**Provided entries**
========================================
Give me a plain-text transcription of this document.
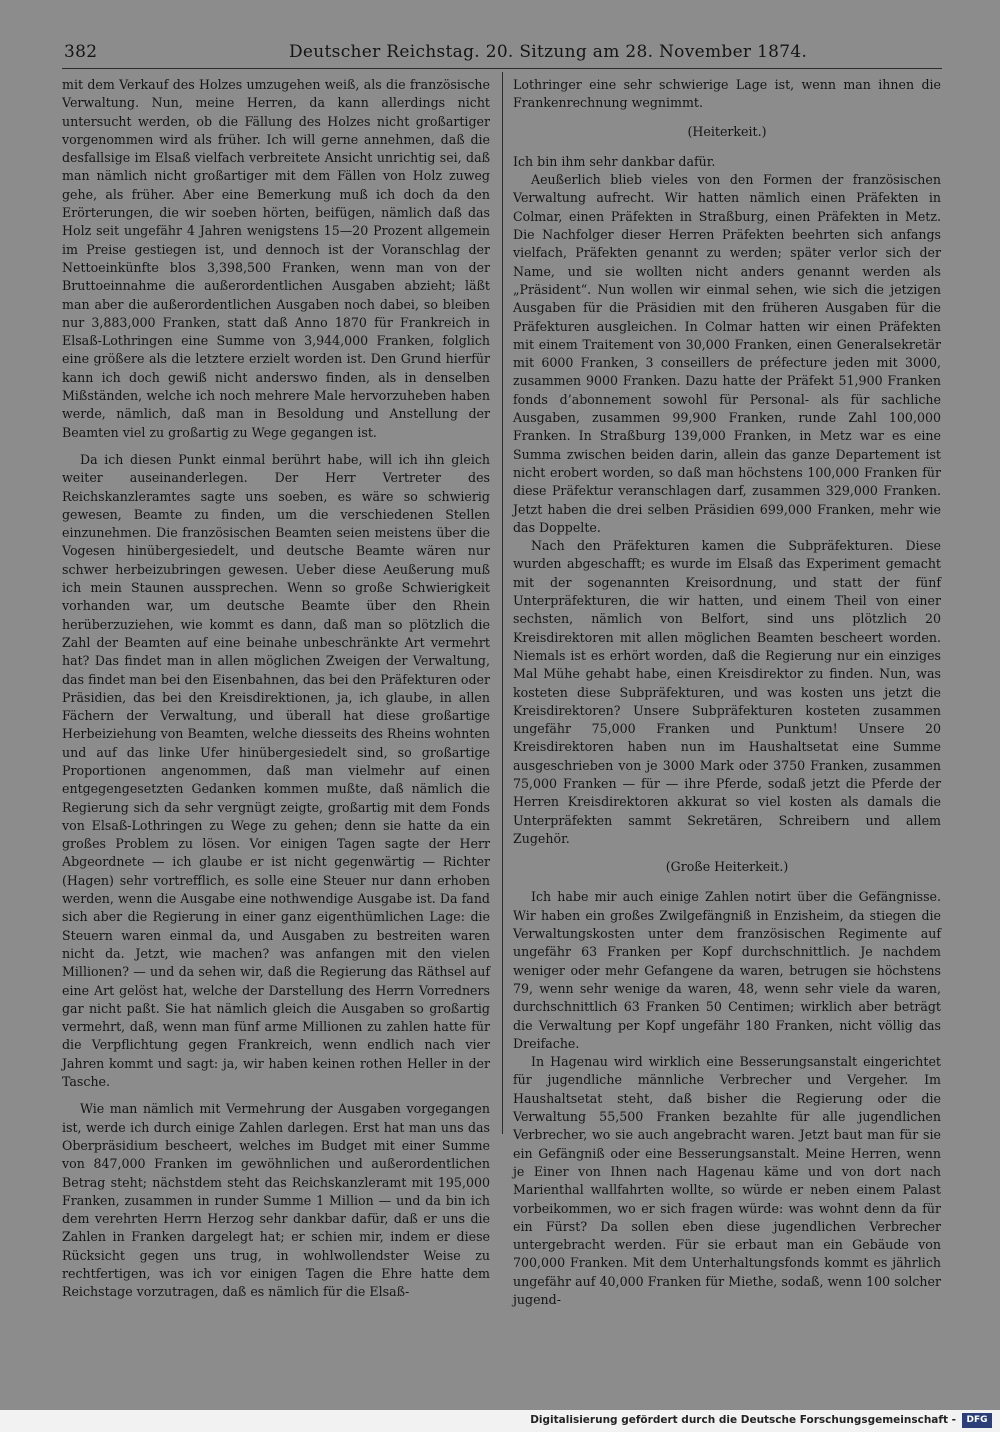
382	Deutscher Reichstag. 20. Sitzung am 28. November 1874.

mit dem Verkauf des Holzes umzugehen weiß, als die französische Verwaltung. Nun, meine Herren, da kann allerdings nicht untersucht werden, ob die Fällung des Holzes nicht großartiger vorgenommen wird als früher. Ich will gerne annehmen, daß die desfallsige im Elsaß vielfach verbreitete Ansicht unrichtig sei, daß man nämlich nicht großartiger mit dem Fällen von Holz zuweg gehe, als früher. Aber eine Bemerkung muß ich doch da den Erörterungen, die wir soeben hörten, beifügen, nämlich daß das Holz seit ungefähr 4 Jahren wenigstens 15—20 Prozent allgemein im Preise gestiegen ist, und dennoch ist der Voranschlag der Nettoeinkünfte blos 3,398,500 Franken, wenn man von der Bruttoeinnahme die außerordentlichen Ausgaben abzieht; läßt man aber die außerordentlichen Ausgaben noch dabei, so bleiben nur 3,883,000 Franken, statt daß Anno 1870 für Frankreich in Elsaß-Lothringen eine Summe von 3,944,000 Franken, folglich eine größere als die letztere erzielt worden ist. Den Grund hierfür kann ich doch gewiß nicht anderswo finden, als in denselben Mißständen, welche ich noch mehrere Male hervorzuheben haben werde, nämlich, daß man in Besoldung und Anstellung der Beamten viel zu großartig zu Wege gegangen ist.

Da ich diesen Punkt einmal berührt habe, will ich ihn gleich weiter auseinanderlegen. Der Herr Vertreter des Reichskanzleramtes sagte uns soeben, es wäre so schwierig gewesen, Beamte zu finden, um die verschiedenen Stellen einzunehmen. Die französischen Beamten seien meistens über die Vogesen hinübergesiedelt, und deutsche Beamte wären nur schwer herbeizubringen gewesen. Ueber diese Aeußerung muß ich mein Staunen aussprechen. Wenn so große Schwierigkeit vorhanden war, um deutsche Beamte über den Rhein herüberzuziehen, wie kommt es dann, daß man so plötzlich die Zahl der Beamten auf eine beinahe unbeschränkte Art vermehrt hat? Das findet man in allen möglichen Zweigen der Verwaltung, das findet man bei den Eisenbahnen, das bei den Präfekturen oder Präsidien, das bei den Kreisdirektionen, ja, ich glaube, in allen Fächern der Verwaltung, und überall hat diese großartige Herbeiziehung von Beamten, welche diesseits des Rheins wohnten und auf das linke Ufer hinübergesiedelt sind, so großartige Proportionen angenommen, daß man vielmehr auf einen entgegengesetzten Gedanken kommen mußte, daß nämlich die Regierung sich da sehr vergnügt zeigte, großartig mit dem Fonds von Elsaß-Lothringen zu Wege zu gehen; denn sie hatte da ein großes Problem zu lösen. Vor einigen Tagen sagte der Herr Abgeordnete — ich glaube er ist nicht gegenwärtig — Richter (Hagen) sehr vortrefflich, es solle eine Steuer nur dann erhoben werden, wenn die Ausgabe eine nothwendige Ausgabe ist. Da fand sich aber die Regierung in einer ganz eigenthümlichen Lage: die Steuern waren einmal da, und Ausgaben zu bestreiten waren nicht da. Jetzt, wie machen? was anfangen mit den vielen Millionen? — und da sehen wir, daß die Regierung das Räthsel auf eine Art gelöst hat, welche der Darstellung des Herrn Vorredners gar nicht paßt. Sie hat nämlich gleich die Ausgaben so großartig vermehrt, daß, wenn man fünf arme Millionen zu zahlen hatte für die Verpflichtung gegen Frankreich, wenn endlich nach vier Jahren kommt und sagt: ja, wir haben keinen rothen Heller in der Tasche.

Wie man nämlich mit Vermehrung der Ausgaben vorgegangen ist, werde ich durch einige Zahlen darlegen. Erst hat man uns das Oberpräsidium bescheert, welches im Budget mit einer Summe von 847,000 Franken im gewöhnlichen und außerordentlichen Betrag steht; nächstdem steht das Reichskanzleramt mit 195,000 Franken, zusammen in runder Summe 1 Million — und da bin ich dem verehrten Herrn Herzog sehr dankbar dafür, daß er uns die Zahlen in Franken dargelegt hat; er schien mir, indem er diese Rücksicht gegen uns trug, in wohlwollendster Weise zu rechtfertigen, was ich vor einigen Tagen die Ehre hatte dem Reichstage vorzutragen, daß es nämlich für die Elsaß-

Lothringer eine sehr schwierige Lage ist, wenn man ihnen die Frankenrechnung wegnimmt.

(Heiterkeit.)

Ich bin ihm sehr dankbar dafür.

Aeußerlich blieb vieles von den Formen der französischen Verwaltung aufrecht. Wir hatten nämlich einen Präfekten in Colmar, einen Präfekten in Straßburg, einen Präfekten in Metz. Die Nachfolger dieser Herren Präfekten beehrten sich anfangs vielfach, Präfekten genannt zu werden; später verlor sich der Name, und sie wollten nicht anders genannt werden als „Präsident“. Nun wollen wir einmal sehen, wie sich die jetzigen Ausgaben für die Präsidien mit den früheren Ausgaben für die Präfekturen ausgleichen. In Colmar hatten wir einen Präfekten mit einem Traitement von 30,000 Franken, einen Generalsekretär mit 6000 Franken, 3 conseillers de préfecture jeden mit 3000, zusammen 9000 Franken. Dazu hatte der Präfekt 51,900 Franken fonds d’abonnement sowohl für Personal- als für sachliche Ausgaben, zusammen 99,900 Franken, runde Zahl 100,000 Franken. In Straßburg 139,000 Franken, in Metz war es eine Summa zwischen beiden darin, allein das ganze Departement ist nicht erobert worden, so daß man höchstens 100,000 Franken für diese Präfektur veranschlagen darf, zusammen 329,000 Franken. Jetzt haben die drei selben Präsidien 699,000 Franken, mehr wie das Doppelte.

Nach den Präfekturen kamen die Subpräfekturen. Diese wurden abgeschafft; es wurde im Elsaß das Experiment gemacht mit der sogenannten Kreisordnung, und statt der fünf Unterpräfekturen, die wir hatten, und einem Theil von einer sechsten, nämlich von Belfort, sind uns plötzlich 20 Kreisdirektoren mit allen möglichen Beamten bescheert worden. Niemals ist es erhört worden, daß die Regierung nur ein einziges Mal Mühe gehabt habe, einen Kreisdirektor zu finden. Nun, was kosteten diese Subpräfekturen, und was kosten uns jetzt die Kreisdirektoren? Unsere Subpräfekturen kosteten zusammen ungefähr 75,000 Franken und Punktum! Unsere 20 Kreisdirektoren haben nun im Haushaltsetat eine Summe ausgeschrieben von je 3000 Mark oder 3750 Franken, zusammen 75,000 Franken — für — ihre Pferde, sodaß jetzt die Pferde der Herren Kreisdirektoren akkurat so viel kosten als damals die Unterpräfekten sammt Sekretären, Schreibern und allem Zugehör.

(Große Heiterkeit.)

Ich habe mir auch einige Zahlen notirt über die Gefängnisse. Wir haben ein großes Zwilgefängniß in Enzisheim, da stiegen die Verwaltungskosten unter dem französischen Regimente auf ungefähr 63 Franken per Kopf durchschnittlich. Je nachdem weniger oder mehr Gefangene da waren, betrugen sie höchstens 79, wenn sehr wenige da waren, 48, wenn sehr viele da waren, durchschnittlich 63 Franken 50 Centimen; wirklich aber beträgt die Verwaltung per Kopf ungefähr 180 Franken, nicht völlig das Dreifache.

In Hagenau wird wirklich eine Besserungsanstalt eingerichtet für jugendliche männliche Verbrecher und Vergeher. Im Haushaltsetat steht, daß bisher die Regierung oder die Verwaltung 55,500 Franken bezahlte für alle jugendlichen Verbrecher, wo sie auch angebracht waren. Jetzt baut man für sie ein Gefängniß oder eine Besserungsanstalt. Meine Herren, wenn je Einer von Ihnen nach Hagenau käme und von dort nach Marienthal wallfahrten wollte, so würde er neben einem Palast vorbeikommen, wo er sich fragen würde: was wohnt denn da für ein Fürst? Da sollen eben diese jugendlichen Verbrecher untergebracht werden. Für sie erbaut man ein Gebäude von 700,000 Franken. Mit dem Unterhaltungsfonds kommt es jährlich ungefähr auf 40,000 Franken für Miethe, sodaß, wenn 100 solcher jugend-

Digitalisierung gefördert durch die Deutsche Forschungsgemeinschaft -	DFG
========================================
Using the material above, return each line in which the word "dafür" occurs.

**Output of the task**
Wie man nämlich mit Vermehrung der Ausgaben vorgegangen ist, werde ich durch einige Zahlen darlegen. Erst hat man uns das Oberpräsidium bescheert, welches im Budget mit einer Summe von 847,000 Franken im gewöhnlichen und außerordentlichen Betrag steht; nächstdem steht das Reichskanzleramt mit 195,000 Franken, zusammen in runder Summe 1 Million — und da bin ich dem verehrten Herrn Herzog sehr dankbar dafür, daß er uns die Zahlen in Franken dargelegt hat; er schien mir, indem er diese Rücksicht gegen uns trug, in wohlwollendster Weise zu rechtfertigen, was ich vor einigen Tagen die Ehre hatte dem Reichstage vorzutragen, daß es nämlich für die Elsaß-
Ich bin ihm sehr dankbar dafür.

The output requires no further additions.